Requirements -
Copy out all lines with the word "Chan" in them.
- - - -
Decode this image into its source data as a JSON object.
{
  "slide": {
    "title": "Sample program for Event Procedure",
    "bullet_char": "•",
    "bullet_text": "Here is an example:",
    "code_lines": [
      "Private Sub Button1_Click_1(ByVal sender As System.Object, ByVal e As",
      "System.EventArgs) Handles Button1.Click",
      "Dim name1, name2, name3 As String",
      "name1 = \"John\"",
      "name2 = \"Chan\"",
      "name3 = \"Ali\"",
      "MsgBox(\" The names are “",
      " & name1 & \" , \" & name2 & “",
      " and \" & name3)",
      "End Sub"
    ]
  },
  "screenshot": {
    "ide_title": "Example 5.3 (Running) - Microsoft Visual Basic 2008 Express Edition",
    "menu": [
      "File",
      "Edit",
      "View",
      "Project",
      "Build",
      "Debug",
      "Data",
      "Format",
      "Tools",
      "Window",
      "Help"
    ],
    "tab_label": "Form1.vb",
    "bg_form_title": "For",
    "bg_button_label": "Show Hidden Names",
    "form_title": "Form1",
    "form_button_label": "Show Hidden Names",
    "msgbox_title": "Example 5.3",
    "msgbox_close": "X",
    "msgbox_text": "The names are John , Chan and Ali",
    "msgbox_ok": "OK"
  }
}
- - - -
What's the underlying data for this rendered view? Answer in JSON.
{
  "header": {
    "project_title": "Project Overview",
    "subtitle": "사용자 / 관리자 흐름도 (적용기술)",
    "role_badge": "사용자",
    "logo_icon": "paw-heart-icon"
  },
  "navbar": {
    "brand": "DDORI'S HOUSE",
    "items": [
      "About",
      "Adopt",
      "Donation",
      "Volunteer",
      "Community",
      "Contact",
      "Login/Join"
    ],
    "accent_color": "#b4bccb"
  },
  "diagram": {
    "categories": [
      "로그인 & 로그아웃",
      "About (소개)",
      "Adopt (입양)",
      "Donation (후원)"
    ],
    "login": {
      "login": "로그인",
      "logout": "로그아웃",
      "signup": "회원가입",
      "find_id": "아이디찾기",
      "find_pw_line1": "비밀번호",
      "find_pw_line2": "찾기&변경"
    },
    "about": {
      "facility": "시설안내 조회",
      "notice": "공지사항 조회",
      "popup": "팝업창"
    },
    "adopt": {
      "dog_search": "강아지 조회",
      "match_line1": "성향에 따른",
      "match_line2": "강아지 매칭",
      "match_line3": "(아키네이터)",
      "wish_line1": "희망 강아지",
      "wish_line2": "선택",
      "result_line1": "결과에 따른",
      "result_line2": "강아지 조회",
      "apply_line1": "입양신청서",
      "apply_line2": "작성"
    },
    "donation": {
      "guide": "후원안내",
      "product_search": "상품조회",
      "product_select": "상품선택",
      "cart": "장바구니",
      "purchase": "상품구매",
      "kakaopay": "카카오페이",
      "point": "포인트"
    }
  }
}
- - - -
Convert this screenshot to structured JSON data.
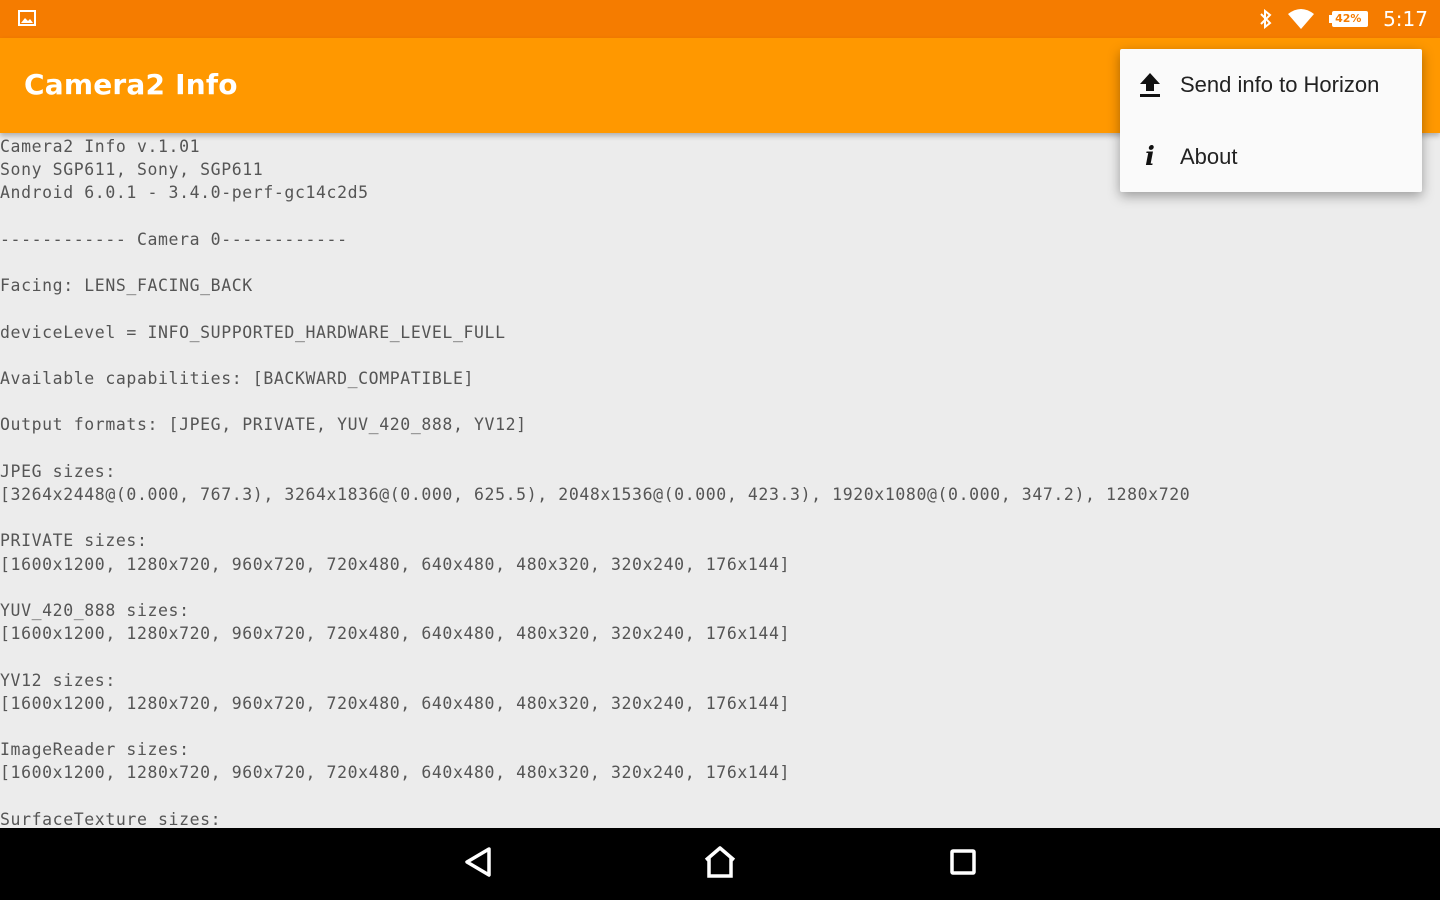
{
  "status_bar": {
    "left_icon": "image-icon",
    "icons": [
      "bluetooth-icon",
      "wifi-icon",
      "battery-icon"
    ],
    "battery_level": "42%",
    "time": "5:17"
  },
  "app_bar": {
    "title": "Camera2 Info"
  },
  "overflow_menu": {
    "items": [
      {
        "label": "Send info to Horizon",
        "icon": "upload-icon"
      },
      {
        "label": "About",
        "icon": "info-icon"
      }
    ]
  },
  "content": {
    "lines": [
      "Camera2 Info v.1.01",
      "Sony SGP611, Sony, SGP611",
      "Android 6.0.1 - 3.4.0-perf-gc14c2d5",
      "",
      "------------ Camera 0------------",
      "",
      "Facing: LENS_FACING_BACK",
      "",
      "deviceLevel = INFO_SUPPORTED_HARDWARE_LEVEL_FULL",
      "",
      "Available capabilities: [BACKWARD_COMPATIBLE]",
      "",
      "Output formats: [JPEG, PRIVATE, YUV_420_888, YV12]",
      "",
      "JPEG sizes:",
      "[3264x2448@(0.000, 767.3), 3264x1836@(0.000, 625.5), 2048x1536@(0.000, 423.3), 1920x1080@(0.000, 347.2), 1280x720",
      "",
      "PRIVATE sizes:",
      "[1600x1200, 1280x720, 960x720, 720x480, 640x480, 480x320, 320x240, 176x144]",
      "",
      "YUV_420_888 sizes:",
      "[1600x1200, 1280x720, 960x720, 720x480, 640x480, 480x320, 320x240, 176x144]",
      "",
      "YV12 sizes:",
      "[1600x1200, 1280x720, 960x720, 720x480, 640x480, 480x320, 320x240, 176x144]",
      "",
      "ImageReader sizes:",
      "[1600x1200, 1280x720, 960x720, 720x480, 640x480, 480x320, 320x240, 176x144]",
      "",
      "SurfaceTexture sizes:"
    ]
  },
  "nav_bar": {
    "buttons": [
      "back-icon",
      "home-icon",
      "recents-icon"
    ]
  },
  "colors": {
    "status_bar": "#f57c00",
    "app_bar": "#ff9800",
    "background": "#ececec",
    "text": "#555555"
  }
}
- - - -
The output -
      "name2 = \"Chan\"",
    "msgbox_text": "The names are John , Chan and Ali",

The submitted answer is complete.